Excerpted text
## Start
2 tablespoons olive oil, plus more for greasing

1 large onion, diced

4 cloves garlic, minced

20 oz. chopped frozen spinach, thawed and drained, or approximately 1 ½ pounds fresh spinach, chopped

1 cup whipped cottage cheese

1 cup grated Romano, plus ¼ cup for sprinkling on top of fritada

½ teaspoon salt

6 large eggs, beaten

Preheat oven to 375°F.

Lightly oil a 9 x 13 baking dish.

In a large skillet, heat 2 tablespoons of olive oil on medium. Add diced onion, sprinkle with a pinch of salt, and sauté until soft and translucent, stirring occasionally, about 10 minutes. Reduce heat to low and add minced garlic, cooking for another 30 seconds. Remove from heat.

In a large bowl, mix spinach, cottage cheese, and 1 cup Romano. Add beaten eggs, stirring to combine, followed by sautéed onion and garlic.

Transfer spinach mixture to greased baking dish, smoothing the top with a spatula or the back of a wooden spoon. Sprinkle with remaining ¼ cup Romano.

Bake 40–50 minutes, until top is browned and a fork inserted into the middle of the fritada comes out dry. The top and edges should be slightly crunchy. Let cool for 10–15 minutes. Serve warm, or refrigerate and serve at room temperature later.
## End
Tasks
a. In the spinach fritada recipe, what size baking dish gets lightly oiled?
b. Please extract the passage of the spinach fritada recipe from "Lightly oil a" to "room temperature later.", word for word.

Material provided
## Start
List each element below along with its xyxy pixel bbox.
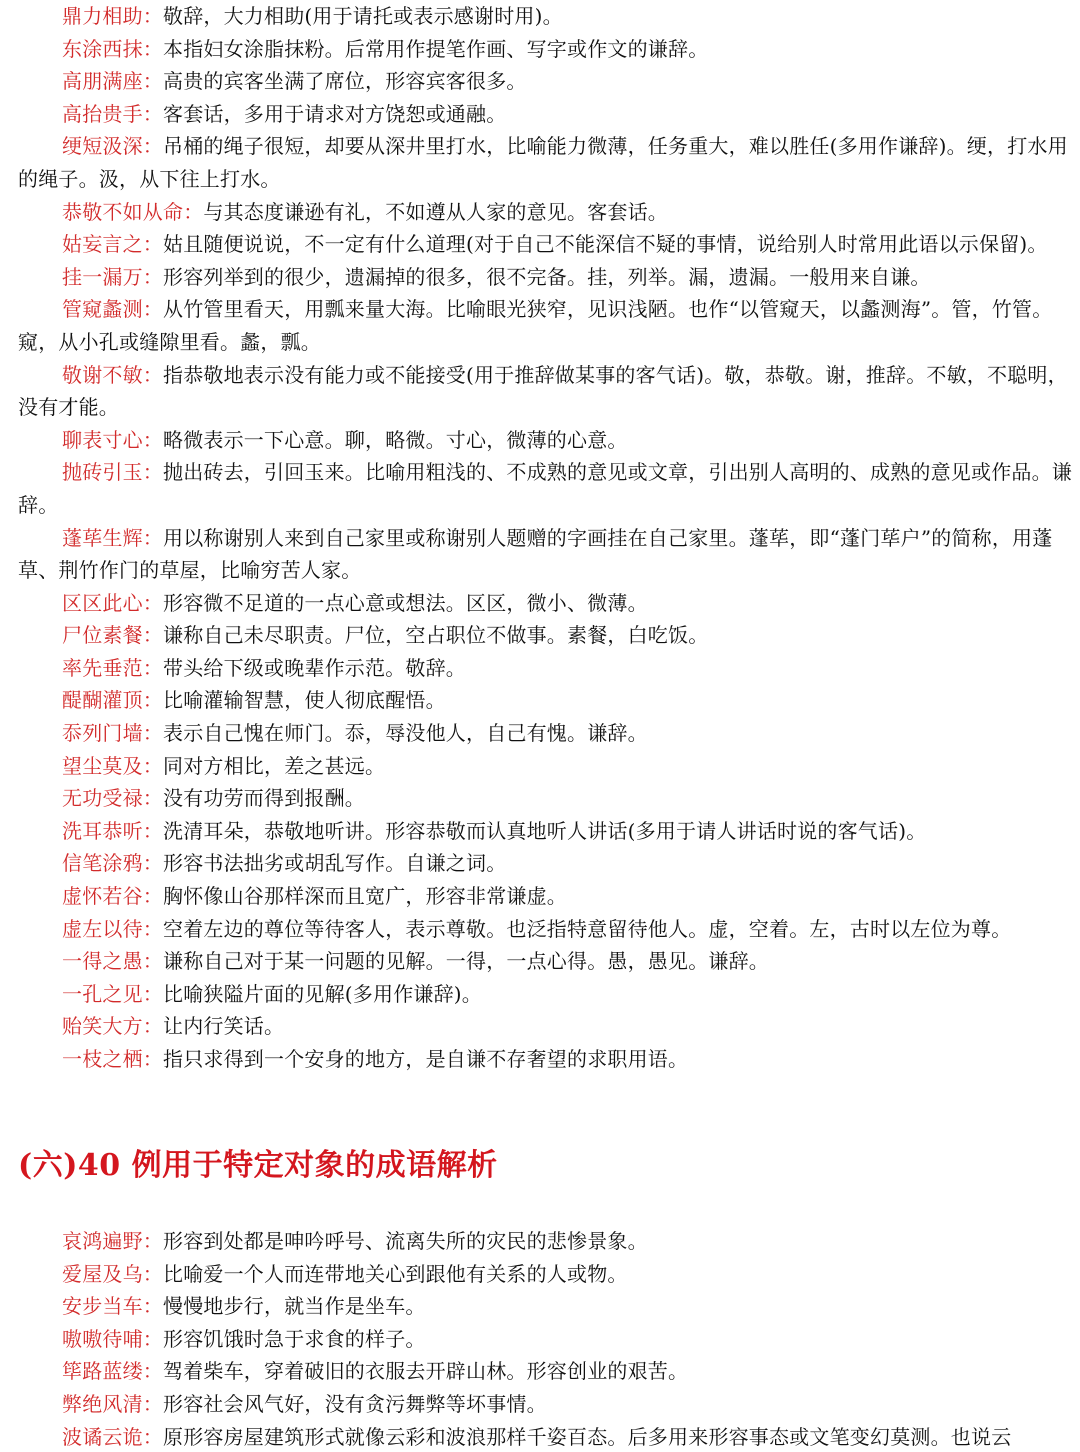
## End
Answers to the problems
a. A 9 x 13 baking dish.

b.
Lightly oil a 9 x 13 baking dish.

In a large skillet, heat 2 tablespoons of olive oil on medium. Add diced onion, sprinkle with a pinch of salt, and sauté until soft and translucent, stirring occasionally, about 10 minutes. Reduce heat to low and add minced garlic, cooking for another 30 seconds. Remove from heat.

In a large bowl, mix spinach, cottage cheese, and 1 cup Romano. Add beaten eggs, stirring to combine, followed by sautéed onion and garlic.

Transfer spinach mixture to greased baking dish, smoothing the top with a spatula or the back of a wooden spoon. Sprinkle with remaining ¼ cup Romano.

Bake 40–50 minutes, until top is browned and a fork inserted into the middle of the fritada comes out dry. The top and edges should be slightly crunchy. Let cool for 10–15 minutes. Serve warm, or refrigerate and serve at room temperature later.